INSTRUCTIONS TO FOLLOW - Go through the entries and count the lines with the string "screenshot" in them. Give only that number.

Stored items from a collection:
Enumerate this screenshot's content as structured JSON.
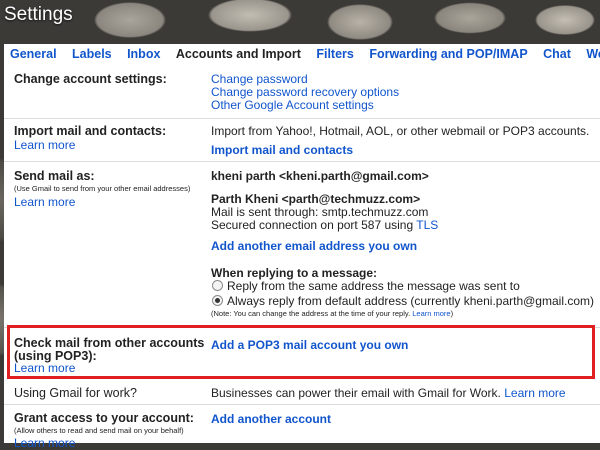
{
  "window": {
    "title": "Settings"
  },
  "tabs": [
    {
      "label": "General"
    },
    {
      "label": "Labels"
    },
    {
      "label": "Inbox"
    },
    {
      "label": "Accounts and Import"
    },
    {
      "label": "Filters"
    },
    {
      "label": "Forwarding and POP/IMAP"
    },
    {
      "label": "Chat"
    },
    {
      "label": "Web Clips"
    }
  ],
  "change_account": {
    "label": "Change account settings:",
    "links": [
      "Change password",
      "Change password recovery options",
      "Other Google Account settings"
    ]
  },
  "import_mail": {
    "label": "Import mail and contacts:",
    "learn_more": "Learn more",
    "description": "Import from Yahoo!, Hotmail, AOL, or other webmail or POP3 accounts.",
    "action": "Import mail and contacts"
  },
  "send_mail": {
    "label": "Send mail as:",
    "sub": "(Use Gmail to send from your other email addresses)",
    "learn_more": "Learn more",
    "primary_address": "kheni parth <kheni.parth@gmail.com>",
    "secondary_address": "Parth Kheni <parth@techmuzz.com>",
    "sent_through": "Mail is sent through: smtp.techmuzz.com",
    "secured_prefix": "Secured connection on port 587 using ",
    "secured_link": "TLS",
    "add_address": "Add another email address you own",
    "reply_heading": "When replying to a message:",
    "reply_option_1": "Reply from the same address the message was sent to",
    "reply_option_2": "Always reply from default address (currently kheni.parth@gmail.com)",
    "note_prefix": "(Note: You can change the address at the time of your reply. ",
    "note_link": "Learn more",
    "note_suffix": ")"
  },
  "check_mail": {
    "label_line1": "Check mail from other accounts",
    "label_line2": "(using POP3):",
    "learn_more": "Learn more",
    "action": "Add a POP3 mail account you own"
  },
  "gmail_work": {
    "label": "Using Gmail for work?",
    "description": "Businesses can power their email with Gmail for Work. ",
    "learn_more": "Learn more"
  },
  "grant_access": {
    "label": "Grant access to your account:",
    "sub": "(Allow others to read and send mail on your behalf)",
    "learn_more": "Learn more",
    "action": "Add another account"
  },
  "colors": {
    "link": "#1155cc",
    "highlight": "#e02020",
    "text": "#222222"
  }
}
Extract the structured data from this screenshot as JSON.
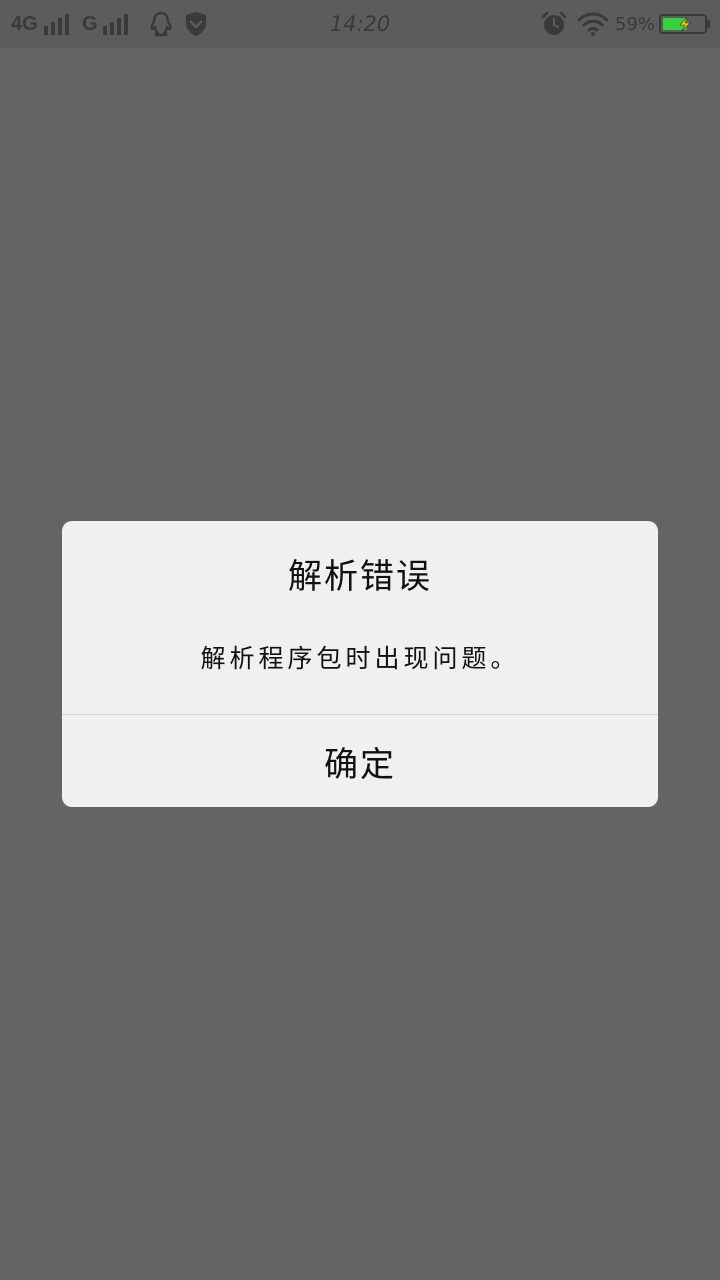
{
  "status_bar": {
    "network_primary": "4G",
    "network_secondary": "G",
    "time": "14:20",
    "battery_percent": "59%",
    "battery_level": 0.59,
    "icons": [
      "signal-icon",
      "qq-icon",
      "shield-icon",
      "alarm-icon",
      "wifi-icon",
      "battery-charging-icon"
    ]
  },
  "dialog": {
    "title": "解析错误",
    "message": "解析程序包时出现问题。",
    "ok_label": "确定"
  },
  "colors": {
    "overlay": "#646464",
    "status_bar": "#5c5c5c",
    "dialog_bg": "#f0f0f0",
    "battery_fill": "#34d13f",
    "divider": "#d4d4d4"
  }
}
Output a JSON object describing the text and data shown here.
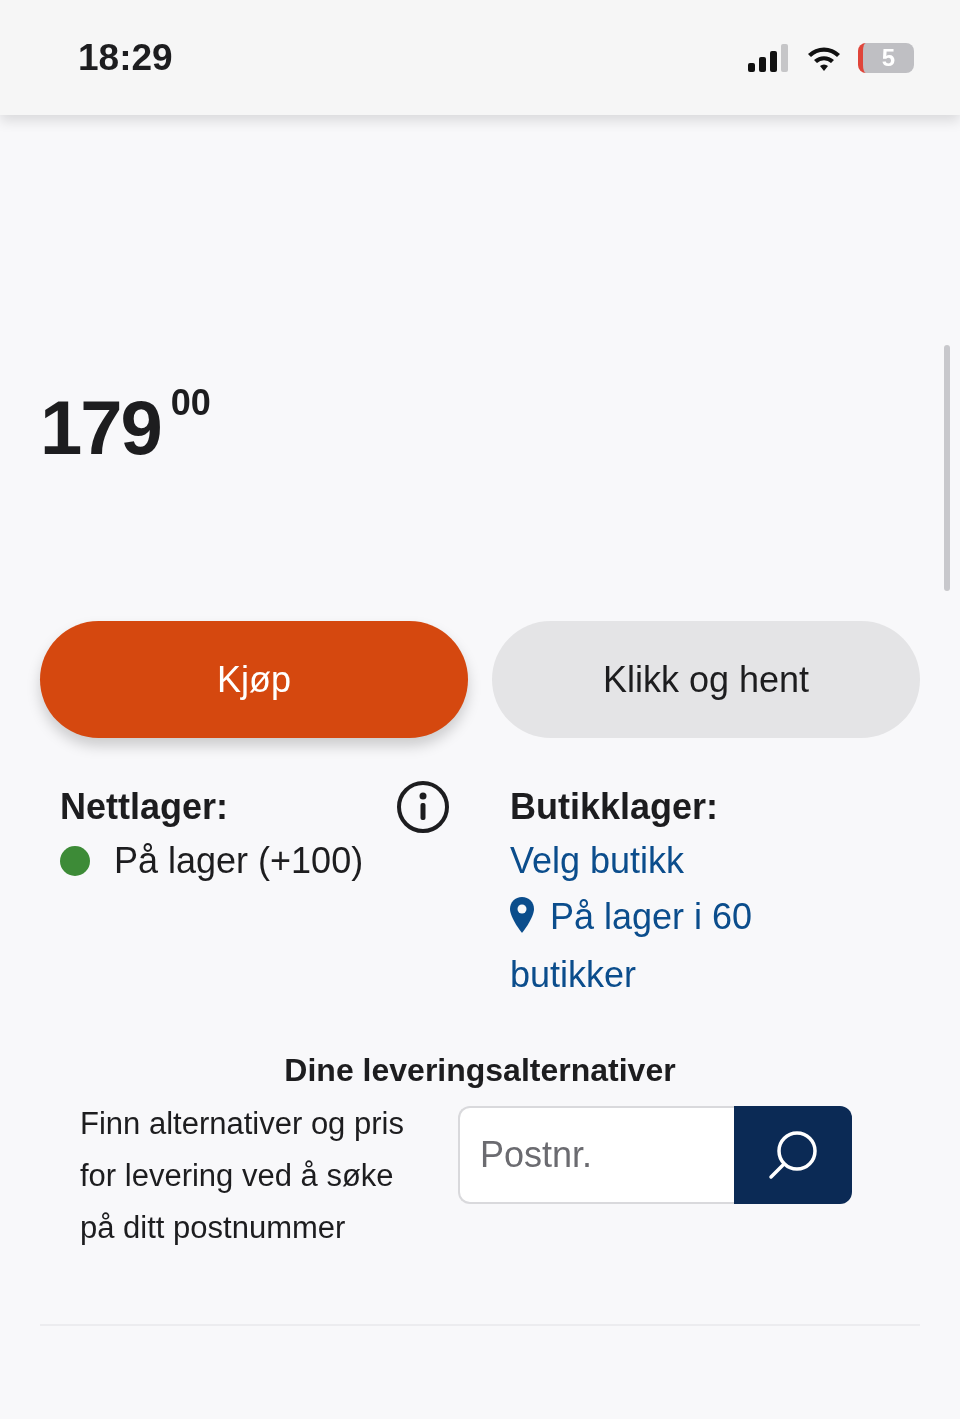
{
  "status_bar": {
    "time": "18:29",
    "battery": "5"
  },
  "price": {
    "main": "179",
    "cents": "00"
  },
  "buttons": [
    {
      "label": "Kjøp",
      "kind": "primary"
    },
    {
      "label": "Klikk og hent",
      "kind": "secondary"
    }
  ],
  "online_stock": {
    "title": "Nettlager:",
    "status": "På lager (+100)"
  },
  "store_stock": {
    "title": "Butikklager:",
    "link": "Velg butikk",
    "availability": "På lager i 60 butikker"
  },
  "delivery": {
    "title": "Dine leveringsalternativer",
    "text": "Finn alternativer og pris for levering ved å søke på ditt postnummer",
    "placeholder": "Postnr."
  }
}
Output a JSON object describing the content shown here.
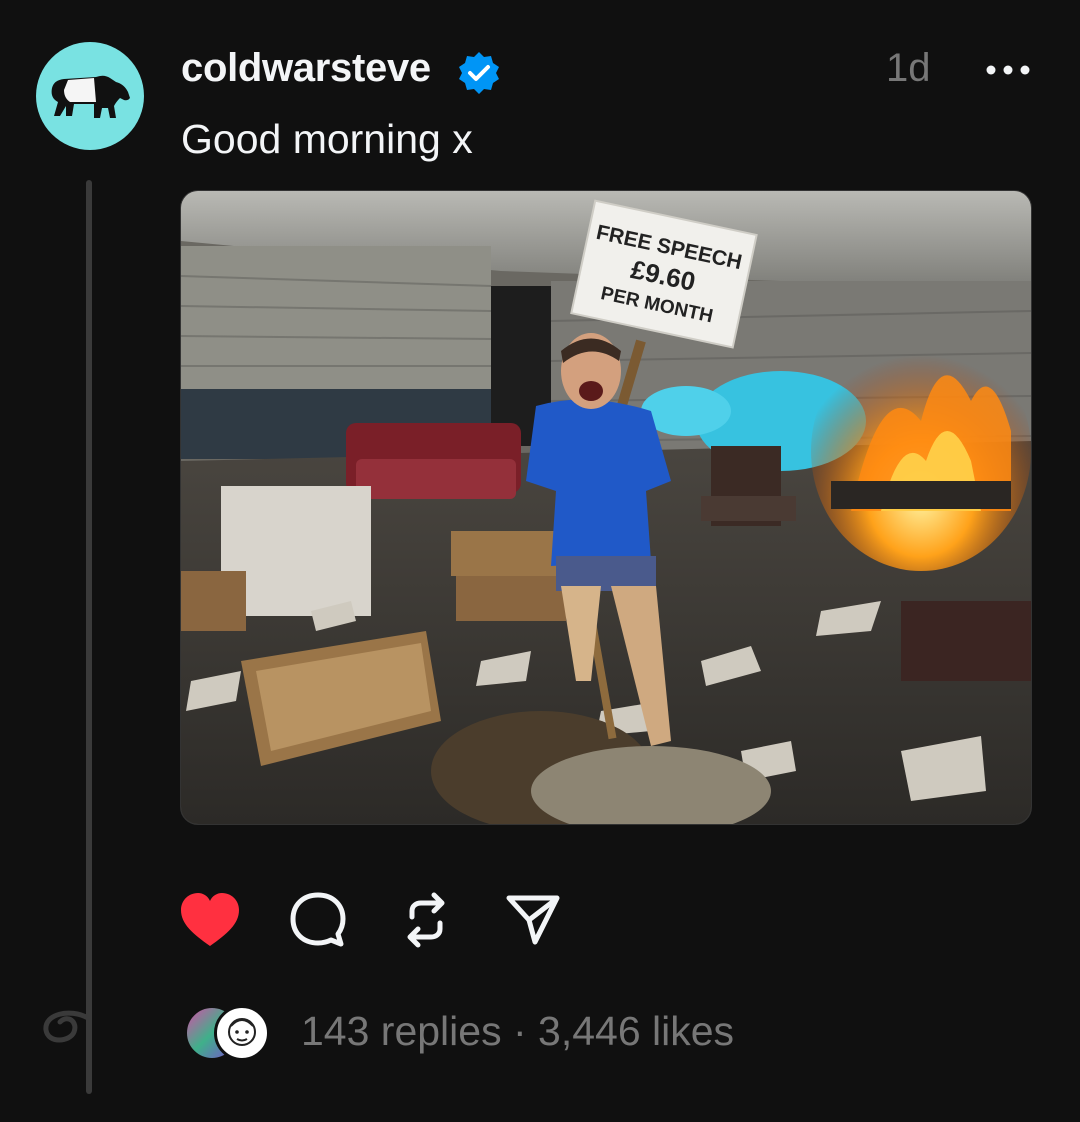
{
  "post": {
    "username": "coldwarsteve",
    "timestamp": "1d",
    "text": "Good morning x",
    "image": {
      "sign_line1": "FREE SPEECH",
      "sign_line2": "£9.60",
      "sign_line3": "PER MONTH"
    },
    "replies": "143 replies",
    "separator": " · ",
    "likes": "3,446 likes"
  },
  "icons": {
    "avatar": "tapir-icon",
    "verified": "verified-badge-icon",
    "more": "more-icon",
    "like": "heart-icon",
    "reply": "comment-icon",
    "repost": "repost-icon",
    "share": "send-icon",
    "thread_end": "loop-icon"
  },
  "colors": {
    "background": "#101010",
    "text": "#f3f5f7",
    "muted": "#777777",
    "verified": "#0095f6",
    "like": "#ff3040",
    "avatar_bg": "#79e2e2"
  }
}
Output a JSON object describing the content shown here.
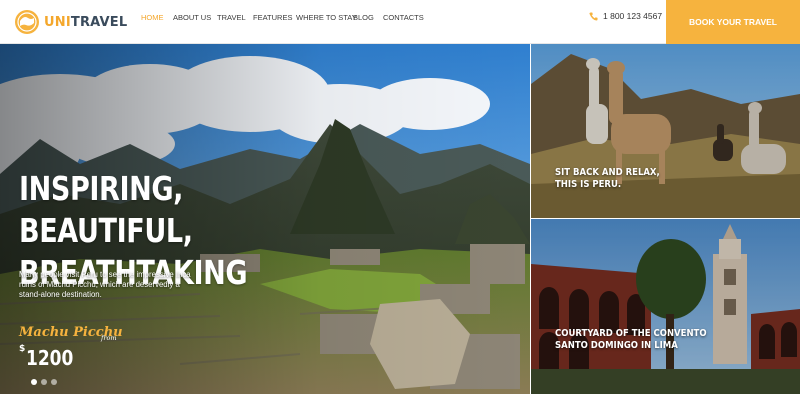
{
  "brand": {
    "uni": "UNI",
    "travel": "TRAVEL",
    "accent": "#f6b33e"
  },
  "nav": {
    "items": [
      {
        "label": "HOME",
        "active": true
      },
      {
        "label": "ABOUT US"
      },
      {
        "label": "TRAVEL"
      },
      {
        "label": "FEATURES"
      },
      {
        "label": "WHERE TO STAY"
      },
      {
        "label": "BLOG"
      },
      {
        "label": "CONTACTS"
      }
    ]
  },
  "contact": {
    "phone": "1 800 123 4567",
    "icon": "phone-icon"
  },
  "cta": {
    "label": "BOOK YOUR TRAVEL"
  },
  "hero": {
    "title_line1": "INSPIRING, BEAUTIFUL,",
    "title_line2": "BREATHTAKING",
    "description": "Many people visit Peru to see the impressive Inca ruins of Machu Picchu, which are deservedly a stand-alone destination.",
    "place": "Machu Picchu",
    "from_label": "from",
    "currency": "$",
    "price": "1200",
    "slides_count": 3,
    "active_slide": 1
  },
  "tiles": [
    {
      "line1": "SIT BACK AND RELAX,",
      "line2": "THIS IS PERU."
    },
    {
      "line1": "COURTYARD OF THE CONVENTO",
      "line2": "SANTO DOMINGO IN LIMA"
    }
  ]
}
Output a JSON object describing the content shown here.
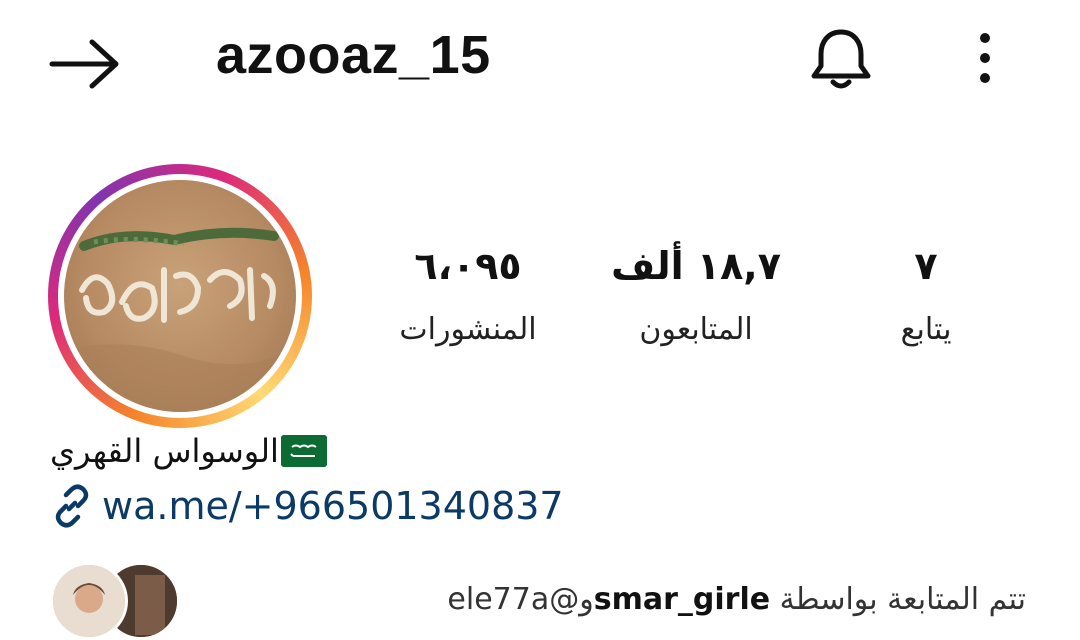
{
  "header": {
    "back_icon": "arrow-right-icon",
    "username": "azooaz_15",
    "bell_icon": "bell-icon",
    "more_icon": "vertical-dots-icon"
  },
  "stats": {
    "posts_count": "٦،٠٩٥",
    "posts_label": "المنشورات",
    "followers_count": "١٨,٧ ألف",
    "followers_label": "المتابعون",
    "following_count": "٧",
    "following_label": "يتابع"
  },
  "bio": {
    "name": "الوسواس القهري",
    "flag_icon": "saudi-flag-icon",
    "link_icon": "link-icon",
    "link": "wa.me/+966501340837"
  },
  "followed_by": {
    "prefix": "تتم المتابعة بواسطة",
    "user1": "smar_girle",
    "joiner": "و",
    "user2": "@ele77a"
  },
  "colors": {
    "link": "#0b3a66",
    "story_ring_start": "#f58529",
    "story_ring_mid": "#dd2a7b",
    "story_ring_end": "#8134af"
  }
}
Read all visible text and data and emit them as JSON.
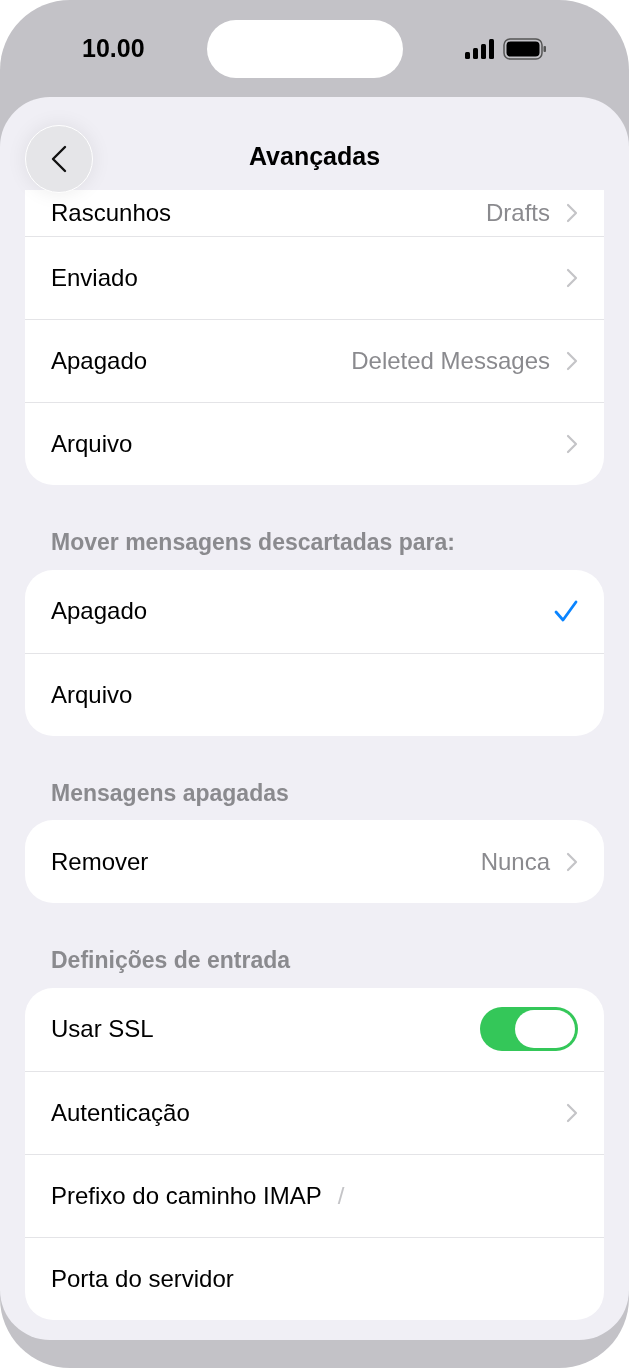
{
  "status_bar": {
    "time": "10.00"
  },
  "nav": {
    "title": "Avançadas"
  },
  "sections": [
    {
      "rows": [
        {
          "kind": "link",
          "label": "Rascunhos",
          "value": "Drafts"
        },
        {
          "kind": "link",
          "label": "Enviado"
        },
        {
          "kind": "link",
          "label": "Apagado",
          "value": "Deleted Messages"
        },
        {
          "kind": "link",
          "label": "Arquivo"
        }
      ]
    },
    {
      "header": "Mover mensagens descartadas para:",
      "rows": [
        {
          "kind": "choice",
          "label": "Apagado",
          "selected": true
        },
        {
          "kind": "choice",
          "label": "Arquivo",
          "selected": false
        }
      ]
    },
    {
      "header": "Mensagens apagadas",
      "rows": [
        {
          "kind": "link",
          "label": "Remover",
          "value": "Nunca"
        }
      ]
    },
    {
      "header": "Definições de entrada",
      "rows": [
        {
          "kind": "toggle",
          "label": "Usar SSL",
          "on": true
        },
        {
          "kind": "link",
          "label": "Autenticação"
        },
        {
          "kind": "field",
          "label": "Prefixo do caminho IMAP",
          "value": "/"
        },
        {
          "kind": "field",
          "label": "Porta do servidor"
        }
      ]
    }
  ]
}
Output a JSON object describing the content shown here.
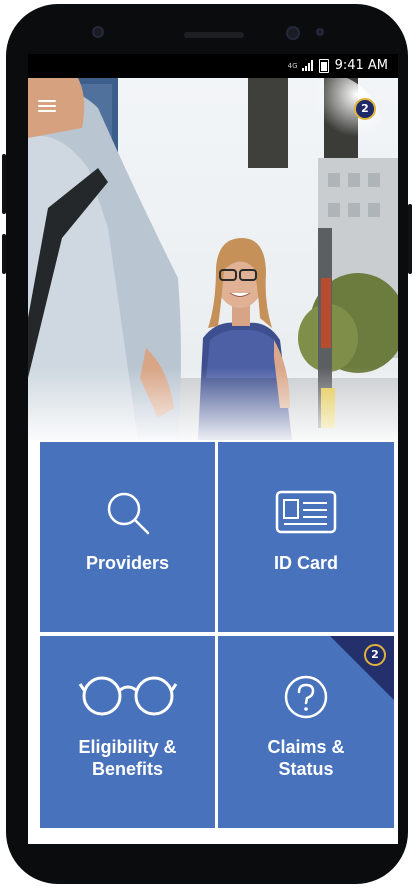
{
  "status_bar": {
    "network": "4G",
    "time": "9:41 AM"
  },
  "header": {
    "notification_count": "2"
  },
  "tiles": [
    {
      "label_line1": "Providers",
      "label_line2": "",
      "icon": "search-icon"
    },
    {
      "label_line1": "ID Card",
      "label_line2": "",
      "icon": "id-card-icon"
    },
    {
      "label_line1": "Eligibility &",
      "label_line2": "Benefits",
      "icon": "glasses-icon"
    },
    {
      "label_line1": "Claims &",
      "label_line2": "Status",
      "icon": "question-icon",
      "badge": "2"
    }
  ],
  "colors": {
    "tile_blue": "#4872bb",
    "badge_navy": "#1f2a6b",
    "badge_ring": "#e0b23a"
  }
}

RESPONSE - 2